» **GIVEN TEXT**
★ ★ ★ ★ ★ ★ ★

Moreover, to explore if non-differentially expressed genes could have been affected by the variation in polysome occupancy (recruitment vs. dissociation), we also compared the polysome/ribosome-free RPKM ratio between hESCs (D0) and cardiomyocytes (D15) (Additional file 6). Interestingly, genes related to translation processes also showed polysomal dissociation on D15 when compared to D0, illustrated by the decreased polysome/ribosome-free ratio (Fig. 7d and e). Among them, there are translation initiation factors (EIF4A3, EIF4E, EIF4B), ribosomal proteins (RPL6, RPL14) and RNA helicases (DDX52), whose ratios are plotted in Fig. 7f (Additional file 6). Some of these observations were confirmed by qPCR (Additional file 2: Figure S9).
To further confirm that the down-regulation of translation-related genes after cardiomyogenic differentiation could affect protein synthesis, we performed a protein synthesis quantification assay. Cells on D0 (hESC) and D15 (cardiomyocytes) were treated with O-propargyl-puromycin (OPP) which is incorporated into newly translated proteins and then fluorescently labeled. Quantification of fluorescence intensity showed a decrease in protein synthesis after cardiac commitment compared to undifferentiated cells (Fig. 7g and h). Taken together, these findings suggest a translation adjustment during hESC-to-cardiomyocyte differentiation.

★ ★ ★ ★ ★ ★ ★

» **WORK INSTRUCTIONS**
(A) Answer these questions about the passage above on stem cells turning into heart muscle cells:
(i) Which two ribosomal proteins does the passage name?
(ii) What compound were the cells on D0 and D15 treated with to measure protein synthesis?
(iii) Which RNA helicase does the passage name?
(B) Carry on the passage about stem cells turning into heart muscle cells, starting after its last sentence.

★ ★ ★ ★ ★ ★ ★

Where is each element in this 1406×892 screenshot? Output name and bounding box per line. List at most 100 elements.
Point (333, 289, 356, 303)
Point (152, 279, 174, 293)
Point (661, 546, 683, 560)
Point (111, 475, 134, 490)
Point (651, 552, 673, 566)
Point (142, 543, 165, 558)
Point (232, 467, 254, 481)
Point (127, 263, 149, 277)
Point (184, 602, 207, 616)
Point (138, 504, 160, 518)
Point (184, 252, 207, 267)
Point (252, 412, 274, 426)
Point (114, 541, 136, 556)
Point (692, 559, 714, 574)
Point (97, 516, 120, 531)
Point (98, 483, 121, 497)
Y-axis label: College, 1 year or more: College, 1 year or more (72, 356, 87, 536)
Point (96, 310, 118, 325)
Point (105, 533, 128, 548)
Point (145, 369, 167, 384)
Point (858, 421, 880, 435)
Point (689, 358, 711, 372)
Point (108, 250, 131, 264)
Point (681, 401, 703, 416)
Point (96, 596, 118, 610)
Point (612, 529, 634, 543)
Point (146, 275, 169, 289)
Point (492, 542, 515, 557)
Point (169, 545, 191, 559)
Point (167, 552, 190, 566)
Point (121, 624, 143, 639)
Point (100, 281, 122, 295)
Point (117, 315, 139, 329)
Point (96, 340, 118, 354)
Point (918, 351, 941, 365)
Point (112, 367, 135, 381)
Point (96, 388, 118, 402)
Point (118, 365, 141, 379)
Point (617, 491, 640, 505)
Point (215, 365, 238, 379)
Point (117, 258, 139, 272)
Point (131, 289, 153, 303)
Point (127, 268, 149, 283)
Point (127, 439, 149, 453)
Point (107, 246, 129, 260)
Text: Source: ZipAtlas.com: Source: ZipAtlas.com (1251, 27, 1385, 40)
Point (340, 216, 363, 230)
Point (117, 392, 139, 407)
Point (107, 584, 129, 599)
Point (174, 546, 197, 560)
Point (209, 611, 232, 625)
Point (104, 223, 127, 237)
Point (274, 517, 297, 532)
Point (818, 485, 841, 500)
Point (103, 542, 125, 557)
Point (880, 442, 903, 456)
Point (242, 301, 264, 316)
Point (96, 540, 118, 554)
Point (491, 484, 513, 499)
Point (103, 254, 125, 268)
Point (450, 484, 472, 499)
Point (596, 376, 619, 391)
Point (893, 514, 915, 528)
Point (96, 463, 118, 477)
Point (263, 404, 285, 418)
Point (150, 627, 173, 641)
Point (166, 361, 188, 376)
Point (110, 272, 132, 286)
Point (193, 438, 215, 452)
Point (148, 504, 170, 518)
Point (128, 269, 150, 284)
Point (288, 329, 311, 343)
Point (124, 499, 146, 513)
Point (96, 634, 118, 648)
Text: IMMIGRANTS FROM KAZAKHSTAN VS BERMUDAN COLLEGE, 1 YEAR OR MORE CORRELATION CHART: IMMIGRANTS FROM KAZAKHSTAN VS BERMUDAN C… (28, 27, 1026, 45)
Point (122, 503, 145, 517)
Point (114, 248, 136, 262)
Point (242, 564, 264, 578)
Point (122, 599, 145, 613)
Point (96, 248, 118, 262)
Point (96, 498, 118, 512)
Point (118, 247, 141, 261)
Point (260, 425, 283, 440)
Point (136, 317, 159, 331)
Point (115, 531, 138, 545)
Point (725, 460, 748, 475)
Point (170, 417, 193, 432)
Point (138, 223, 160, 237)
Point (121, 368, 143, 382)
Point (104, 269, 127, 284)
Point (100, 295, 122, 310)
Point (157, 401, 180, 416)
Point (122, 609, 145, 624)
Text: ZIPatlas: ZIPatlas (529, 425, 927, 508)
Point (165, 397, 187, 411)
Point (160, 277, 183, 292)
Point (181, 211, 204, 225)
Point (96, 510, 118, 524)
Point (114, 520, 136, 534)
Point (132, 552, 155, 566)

★ ★ ★ ★ ★ ★ ★

» **RESULTS BY TASK**
(A)
(i) RPL6 and RPL14
(ii) O-propargyl-puromycin (OPP)
(iii) DDX52

(B)
Interestingly, other crucial cellular processes also showed regulation by post-transcriptional mechanisms. For instance, on D1 down-buffered and D15 up-buffered GO analysis, the Reactome pathway terms related to cellular metabolism were enriched, suggesting an important post-transcriptional regulation of this process during cardiomyogenic differentiation. Metabolic properties differ between cardiomyocytes and hESCs [35], thus, to understand the regulation of metabolic genes, we grouped the genes annotated as the Reactome pathway terms related to cellular metabolism and called them “Metabolism-related genes” (Additional file 2: Figure S10A and Additional file 7). Comparing the ribosome-free and polysome-bound data, 494 genes were up-regulated on D15, among which 243 (49.2%) were up-loaded, 46 (9.3%) were up-buffered and 205 (41.5%) were up coordinated (Additional file 2: Figure S10B). This likely reflects the post-transcriptional contribution to cardiomyocyte metabolic remodeling demonstrated by metabolic gene recruitment to polysomes.